— Set task —
Using the listing below, extract each line that has the word "codescracker" in it.

— Exercise inputs —
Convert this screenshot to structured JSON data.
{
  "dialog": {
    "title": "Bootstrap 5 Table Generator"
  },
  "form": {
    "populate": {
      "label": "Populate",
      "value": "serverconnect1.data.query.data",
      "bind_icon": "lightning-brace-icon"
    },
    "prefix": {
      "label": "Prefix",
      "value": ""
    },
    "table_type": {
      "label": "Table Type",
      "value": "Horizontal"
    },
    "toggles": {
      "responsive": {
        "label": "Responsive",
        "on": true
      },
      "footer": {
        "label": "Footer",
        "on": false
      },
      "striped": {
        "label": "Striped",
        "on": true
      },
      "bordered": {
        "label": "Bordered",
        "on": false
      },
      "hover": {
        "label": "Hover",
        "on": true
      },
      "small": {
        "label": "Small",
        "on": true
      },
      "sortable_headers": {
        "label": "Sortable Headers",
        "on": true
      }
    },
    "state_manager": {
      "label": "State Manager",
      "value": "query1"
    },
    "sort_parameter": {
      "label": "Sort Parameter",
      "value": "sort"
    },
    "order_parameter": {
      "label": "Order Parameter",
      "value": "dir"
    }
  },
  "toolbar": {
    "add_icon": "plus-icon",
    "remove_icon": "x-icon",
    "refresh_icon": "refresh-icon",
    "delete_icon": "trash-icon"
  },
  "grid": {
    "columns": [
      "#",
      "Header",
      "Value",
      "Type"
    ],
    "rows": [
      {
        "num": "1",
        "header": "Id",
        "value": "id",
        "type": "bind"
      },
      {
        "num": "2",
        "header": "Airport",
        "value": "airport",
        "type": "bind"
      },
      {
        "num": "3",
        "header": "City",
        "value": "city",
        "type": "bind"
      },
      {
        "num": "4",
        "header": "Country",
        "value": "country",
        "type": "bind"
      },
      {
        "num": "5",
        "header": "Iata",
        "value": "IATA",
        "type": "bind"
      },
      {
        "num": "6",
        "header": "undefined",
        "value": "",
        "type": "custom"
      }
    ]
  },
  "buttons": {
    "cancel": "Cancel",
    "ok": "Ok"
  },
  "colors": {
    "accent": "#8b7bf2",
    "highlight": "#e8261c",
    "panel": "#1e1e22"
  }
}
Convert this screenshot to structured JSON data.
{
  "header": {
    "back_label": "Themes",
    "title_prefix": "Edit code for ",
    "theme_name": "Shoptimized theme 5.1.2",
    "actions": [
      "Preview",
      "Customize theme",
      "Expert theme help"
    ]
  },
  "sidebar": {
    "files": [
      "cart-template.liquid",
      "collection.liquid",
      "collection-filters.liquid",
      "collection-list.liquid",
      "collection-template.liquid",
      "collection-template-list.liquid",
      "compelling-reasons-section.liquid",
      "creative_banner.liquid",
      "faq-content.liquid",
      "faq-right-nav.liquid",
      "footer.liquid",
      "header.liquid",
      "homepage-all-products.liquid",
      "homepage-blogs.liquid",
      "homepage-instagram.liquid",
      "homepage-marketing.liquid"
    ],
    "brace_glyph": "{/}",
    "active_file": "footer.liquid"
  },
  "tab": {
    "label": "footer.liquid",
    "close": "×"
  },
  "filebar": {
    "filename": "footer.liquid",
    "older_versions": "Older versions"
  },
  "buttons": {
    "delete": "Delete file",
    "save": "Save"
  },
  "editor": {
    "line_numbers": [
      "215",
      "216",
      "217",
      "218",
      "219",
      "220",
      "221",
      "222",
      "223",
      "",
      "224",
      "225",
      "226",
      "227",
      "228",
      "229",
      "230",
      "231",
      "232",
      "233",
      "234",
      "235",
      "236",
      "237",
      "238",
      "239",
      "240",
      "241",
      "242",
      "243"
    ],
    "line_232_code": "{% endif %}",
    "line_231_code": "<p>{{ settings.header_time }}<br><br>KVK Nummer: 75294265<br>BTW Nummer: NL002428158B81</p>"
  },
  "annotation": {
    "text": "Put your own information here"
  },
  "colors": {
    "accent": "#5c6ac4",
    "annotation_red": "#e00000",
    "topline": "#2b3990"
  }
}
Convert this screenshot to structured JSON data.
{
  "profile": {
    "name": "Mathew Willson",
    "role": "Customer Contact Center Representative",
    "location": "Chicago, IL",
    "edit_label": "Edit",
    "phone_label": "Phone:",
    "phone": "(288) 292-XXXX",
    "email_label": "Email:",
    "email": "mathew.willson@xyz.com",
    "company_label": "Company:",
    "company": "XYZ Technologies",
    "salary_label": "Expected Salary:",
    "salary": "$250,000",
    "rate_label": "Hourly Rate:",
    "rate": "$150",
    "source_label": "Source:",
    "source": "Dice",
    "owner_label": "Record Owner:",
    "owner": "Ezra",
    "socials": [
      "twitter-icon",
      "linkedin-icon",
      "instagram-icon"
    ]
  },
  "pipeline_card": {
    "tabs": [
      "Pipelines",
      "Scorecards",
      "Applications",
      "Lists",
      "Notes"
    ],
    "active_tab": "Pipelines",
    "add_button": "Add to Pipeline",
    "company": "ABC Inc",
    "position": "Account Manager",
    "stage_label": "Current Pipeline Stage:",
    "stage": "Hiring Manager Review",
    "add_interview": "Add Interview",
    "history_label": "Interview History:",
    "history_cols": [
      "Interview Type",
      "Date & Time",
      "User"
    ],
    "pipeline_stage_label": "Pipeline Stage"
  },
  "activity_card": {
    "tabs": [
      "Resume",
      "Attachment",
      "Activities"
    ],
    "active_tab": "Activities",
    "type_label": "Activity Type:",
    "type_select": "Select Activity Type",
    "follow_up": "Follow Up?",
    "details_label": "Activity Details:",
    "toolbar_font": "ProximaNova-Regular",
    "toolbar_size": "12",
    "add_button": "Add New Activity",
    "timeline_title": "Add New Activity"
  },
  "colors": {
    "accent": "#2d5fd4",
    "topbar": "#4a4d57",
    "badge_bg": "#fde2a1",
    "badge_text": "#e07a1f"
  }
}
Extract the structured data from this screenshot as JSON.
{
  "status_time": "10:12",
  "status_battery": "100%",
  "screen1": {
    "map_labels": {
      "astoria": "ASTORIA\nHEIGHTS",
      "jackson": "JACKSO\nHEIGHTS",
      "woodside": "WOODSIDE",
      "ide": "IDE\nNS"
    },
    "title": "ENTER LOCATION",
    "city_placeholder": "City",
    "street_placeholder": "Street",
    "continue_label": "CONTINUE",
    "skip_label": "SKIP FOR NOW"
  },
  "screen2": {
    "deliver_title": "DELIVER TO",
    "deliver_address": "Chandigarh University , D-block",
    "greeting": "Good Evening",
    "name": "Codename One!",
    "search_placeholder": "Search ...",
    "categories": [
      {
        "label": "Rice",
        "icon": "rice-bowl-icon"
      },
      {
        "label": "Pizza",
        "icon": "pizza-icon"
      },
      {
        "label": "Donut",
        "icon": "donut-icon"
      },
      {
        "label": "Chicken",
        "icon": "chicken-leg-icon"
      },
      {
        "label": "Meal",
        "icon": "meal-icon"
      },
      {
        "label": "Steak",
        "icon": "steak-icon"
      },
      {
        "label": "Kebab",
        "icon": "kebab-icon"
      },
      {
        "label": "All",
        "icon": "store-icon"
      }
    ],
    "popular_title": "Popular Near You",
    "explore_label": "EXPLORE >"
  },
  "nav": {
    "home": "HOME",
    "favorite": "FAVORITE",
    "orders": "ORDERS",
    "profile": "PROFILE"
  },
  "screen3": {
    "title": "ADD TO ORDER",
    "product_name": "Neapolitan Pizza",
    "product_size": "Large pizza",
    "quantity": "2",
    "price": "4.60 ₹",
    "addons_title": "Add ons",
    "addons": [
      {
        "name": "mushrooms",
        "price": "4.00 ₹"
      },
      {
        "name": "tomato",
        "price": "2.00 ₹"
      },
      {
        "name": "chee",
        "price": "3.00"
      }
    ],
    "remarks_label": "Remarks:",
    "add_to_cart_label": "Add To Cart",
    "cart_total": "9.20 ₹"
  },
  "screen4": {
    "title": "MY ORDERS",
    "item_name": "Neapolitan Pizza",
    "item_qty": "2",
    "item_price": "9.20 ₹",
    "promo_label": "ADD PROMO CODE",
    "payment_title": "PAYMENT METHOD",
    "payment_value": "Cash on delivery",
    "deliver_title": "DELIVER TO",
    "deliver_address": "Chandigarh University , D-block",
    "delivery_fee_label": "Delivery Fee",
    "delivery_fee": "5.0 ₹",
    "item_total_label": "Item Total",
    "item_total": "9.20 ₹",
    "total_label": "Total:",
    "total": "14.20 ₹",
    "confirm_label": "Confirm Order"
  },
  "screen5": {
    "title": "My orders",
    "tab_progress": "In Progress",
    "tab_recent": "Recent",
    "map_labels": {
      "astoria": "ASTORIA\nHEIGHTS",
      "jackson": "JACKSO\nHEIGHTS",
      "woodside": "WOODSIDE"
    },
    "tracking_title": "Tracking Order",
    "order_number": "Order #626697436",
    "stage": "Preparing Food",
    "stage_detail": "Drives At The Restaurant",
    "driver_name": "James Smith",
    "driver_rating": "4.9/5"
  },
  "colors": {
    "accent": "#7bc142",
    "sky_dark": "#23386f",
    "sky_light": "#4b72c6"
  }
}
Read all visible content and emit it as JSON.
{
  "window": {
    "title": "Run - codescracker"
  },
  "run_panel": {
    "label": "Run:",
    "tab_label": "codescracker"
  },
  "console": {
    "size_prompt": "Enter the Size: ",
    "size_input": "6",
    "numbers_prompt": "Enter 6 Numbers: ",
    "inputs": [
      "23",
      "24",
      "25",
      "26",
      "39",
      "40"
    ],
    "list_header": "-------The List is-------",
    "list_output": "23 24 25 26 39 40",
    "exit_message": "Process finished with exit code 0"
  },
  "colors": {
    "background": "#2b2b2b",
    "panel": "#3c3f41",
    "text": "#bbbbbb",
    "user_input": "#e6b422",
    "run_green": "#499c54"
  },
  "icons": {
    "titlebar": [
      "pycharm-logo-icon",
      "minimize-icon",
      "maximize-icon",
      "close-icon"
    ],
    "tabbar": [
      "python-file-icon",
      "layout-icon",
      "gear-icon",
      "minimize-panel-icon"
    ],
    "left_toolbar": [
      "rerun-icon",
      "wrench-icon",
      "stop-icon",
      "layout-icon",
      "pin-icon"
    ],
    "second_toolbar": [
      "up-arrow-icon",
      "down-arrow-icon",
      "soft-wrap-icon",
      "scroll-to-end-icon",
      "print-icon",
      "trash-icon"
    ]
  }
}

— Answer to this exercise —
    "title": "Run - codescracker"
    "tab_label": "codescracker"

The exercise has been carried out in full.